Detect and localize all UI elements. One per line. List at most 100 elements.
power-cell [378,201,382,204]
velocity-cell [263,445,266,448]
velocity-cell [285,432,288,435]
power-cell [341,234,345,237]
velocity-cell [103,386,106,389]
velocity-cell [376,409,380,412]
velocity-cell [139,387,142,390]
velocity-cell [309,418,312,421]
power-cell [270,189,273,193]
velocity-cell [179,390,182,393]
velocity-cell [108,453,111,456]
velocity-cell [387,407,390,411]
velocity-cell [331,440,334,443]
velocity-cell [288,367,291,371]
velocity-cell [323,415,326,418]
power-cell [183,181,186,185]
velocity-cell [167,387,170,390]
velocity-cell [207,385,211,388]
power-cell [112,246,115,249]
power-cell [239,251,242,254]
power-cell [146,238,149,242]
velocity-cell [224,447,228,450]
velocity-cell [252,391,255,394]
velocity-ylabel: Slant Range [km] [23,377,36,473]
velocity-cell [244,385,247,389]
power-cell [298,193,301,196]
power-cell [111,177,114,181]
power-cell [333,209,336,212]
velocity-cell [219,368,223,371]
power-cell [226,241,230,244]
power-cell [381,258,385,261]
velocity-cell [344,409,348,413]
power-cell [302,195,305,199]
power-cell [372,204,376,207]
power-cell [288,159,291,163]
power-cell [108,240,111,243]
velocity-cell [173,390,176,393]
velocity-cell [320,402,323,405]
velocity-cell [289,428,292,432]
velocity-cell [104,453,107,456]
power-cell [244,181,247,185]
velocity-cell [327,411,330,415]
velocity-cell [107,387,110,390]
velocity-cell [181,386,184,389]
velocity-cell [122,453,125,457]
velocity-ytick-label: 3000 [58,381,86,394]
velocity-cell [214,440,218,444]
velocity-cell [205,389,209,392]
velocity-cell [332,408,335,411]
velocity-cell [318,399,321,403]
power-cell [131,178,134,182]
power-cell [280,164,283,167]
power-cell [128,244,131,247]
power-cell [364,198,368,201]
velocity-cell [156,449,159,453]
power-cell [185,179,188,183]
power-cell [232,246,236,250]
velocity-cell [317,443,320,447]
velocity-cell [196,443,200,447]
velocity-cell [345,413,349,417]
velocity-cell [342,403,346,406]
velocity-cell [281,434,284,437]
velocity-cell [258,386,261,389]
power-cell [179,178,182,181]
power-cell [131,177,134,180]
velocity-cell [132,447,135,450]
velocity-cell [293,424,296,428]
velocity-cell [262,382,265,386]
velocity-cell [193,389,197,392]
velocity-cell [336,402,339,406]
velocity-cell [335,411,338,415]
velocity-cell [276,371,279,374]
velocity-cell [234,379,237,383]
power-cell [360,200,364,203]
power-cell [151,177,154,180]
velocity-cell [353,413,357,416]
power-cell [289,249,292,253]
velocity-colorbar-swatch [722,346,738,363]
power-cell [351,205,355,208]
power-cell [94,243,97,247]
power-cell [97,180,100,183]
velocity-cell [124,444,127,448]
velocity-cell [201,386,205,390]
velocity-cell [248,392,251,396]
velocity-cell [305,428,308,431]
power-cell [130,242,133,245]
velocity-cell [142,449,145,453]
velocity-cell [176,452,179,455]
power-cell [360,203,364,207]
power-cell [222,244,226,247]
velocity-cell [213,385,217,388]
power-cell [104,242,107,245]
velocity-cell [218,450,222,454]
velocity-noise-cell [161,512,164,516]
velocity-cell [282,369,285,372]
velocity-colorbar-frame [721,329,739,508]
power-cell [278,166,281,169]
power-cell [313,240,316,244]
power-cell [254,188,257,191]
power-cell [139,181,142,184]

◆ Exercise ◆
Pick out every line in the items above that contains the string "colorbar", copying each one in full. Case counts when matching.

◆ Task result ◆
velocity-colorbar-swatch [722,346,738,363]
velocity-colorbar-frame [721,329,739,508]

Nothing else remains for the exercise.